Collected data
--- START ---
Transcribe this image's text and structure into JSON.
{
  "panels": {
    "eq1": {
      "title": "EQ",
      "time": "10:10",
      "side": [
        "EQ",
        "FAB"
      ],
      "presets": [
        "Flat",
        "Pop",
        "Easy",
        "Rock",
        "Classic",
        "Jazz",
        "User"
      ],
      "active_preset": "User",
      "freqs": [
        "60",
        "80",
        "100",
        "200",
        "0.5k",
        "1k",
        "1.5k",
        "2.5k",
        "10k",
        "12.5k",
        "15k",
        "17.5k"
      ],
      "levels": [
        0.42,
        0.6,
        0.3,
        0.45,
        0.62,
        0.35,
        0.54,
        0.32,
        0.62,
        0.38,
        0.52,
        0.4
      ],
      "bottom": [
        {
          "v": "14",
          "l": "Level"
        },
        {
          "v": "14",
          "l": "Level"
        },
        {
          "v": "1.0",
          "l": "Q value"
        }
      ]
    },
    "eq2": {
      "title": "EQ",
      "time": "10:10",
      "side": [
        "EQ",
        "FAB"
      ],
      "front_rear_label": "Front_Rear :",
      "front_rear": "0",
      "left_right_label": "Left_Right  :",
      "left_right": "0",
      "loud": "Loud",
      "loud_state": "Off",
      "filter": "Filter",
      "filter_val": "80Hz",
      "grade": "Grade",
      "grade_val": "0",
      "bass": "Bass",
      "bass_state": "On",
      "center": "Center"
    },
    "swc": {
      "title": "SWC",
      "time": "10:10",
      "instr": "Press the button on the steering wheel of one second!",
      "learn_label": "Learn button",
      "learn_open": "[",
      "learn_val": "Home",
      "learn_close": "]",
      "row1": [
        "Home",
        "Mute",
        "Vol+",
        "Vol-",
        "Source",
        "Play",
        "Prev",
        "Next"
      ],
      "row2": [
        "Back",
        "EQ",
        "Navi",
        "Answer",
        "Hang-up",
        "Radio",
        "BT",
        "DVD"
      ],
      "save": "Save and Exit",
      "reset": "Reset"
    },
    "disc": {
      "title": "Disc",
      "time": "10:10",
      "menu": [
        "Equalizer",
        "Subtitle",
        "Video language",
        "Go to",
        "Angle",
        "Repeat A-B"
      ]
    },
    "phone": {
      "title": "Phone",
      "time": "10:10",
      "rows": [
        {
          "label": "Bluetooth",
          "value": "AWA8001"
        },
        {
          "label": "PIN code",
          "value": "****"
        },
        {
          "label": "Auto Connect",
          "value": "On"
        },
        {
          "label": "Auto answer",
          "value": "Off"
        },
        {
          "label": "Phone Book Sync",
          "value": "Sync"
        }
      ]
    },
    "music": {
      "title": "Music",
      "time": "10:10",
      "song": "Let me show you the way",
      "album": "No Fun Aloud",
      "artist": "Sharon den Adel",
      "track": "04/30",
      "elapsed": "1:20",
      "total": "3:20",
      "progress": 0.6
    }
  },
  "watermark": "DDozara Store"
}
--- END ---
- EXERCISE PROMPT: Spot every line that holds "value" and copy it.

- TASK ANSWER:
          "l": "Q value"
          "value": "AWA8001"
          "value": "****"
          "value": "On"
          "value": "Off"
          "value": "Sync"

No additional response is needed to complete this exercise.